— Set problem —
Print the records below word for word, but leave out the pictures.

— Exercise data —
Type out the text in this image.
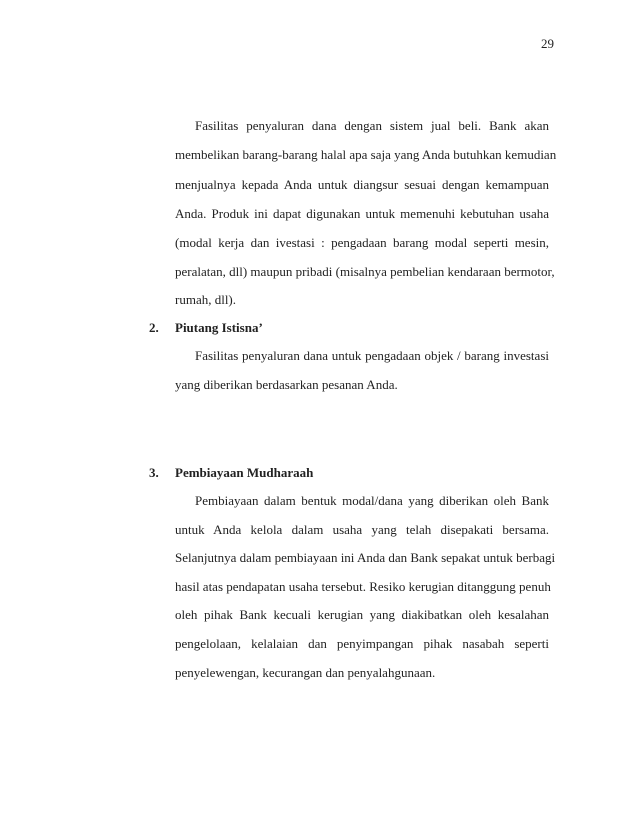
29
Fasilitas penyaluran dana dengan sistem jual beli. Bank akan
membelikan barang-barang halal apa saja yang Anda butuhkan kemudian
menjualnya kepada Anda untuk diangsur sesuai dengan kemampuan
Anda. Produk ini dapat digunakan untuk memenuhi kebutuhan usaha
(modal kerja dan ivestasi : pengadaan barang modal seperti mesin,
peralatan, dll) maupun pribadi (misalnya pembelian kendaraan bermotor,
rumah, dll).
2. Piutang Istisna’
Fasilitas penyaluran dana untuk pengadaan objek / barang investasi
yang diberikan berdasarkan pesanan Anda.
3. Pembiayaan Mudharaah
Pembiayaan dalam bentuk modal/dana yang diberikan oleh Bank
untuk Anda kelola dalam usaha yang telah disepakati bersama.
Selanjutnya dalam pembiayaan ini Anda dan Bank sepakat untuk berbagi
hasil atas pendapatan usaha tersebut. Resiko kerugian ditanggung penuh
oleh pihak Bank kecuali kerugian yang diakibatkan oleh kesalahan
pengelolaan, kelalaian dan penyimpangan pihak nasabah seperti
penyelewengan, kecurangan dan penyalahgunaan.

— Answer to this exercise —
Type out the text in this image.
29
Fasilitas penyaluran dana dengan sistem jual beli. Bank akan
membelikan barang-barang halal apa saja yang Anda butuhkan kemudian
menjualnya kepada Anda untuk diangsur sesuai dengan kemampuan
Anda. Produk ini dapat digunakan untuk memenuhi kebutuhan usaha
(modal kerja dan ivestasi : pengadaan barang modal seperti mesin,
peralatan, dll) maupun pribadi (misalnya pembelian kendaraan bermotor,
rumah, dll).
2. Piutang Istisna’
Fasilitas penyaluran dana untuk pengadaan objek / barang investasi
yang diberikan berdasarkan pesanan Anda.
3. Pembiayaan Mudharaah
Pembiayaan dalam bentuk modal/dana yang diberikan oleh Bank
untuk Anda kelola dalam usaha yang telah disepakati bersama.
Selanjutnya dalam pembiayaan ini Anda dan Bank sepakat untuk berbagi
hasil atas pendapatan usaha tersebut. Resiko kerugian ditanggung penuh
oleh pihak Bank kecuali kerugian yang diakibatkan oleh kesalahan
pengelolaan, kelalaian dan penyimpangan pihak nasabah seperti
penyelewengan, kecurangan dan penyalahgunaan.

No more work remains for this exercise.